Objective: For the material that follows, list every line containing the word "this".

· · ·

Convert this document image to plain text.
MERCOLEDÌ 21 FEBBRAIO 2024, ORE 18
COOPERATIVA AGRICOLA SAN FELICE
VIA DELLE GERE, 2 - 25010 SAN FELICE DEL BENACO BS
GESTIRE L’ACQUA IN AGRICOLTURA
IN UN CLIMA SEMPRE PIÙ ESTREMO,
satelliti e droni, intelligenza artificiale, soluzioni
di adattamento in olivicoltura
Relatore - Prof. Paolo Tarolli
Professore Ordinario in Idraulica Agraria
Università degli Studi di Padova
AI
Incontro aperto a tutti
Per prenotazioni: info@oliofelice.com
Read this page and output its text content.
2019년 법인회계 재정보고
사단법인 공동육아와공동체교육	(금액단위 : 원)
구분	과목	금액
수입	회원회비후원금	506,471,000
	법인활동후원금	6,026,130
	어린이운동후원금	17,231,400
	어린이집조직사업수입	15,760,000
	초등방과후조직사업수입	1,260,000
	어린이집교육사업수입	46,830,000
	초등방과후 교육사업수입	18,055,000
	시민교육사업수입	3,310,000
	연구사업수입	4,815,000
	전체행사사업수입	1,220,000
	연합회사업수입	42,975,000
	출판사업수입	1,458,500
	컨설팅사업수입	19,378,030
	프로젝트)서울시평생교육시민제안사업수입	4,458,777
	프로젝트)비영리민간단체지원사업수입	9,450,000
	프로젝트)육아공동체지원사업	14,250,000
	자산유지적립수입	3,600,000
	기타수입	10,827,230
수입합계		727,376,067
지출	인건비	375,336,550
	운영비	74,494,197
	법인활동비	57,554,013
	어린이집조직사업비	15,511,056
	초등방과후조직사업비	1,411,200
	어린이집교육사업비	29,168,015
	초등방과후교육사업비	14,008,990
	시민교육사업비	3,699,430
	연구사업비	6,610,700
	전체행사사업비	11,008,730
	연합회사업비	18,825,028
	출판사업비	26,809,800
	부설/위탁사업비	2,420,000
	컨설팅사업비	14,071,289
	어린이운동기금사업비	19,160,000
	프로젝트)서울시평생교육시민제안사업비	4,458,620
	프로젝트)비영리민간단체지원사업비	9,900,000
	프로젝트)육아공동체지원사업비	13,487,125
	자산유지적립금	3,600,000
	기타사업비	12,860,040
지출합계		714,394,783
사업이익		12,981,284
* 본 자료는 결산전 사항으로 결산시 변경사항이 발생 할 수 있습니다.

· · ·

The result:
Convert this document image to plain text.
Read this page and output its text content.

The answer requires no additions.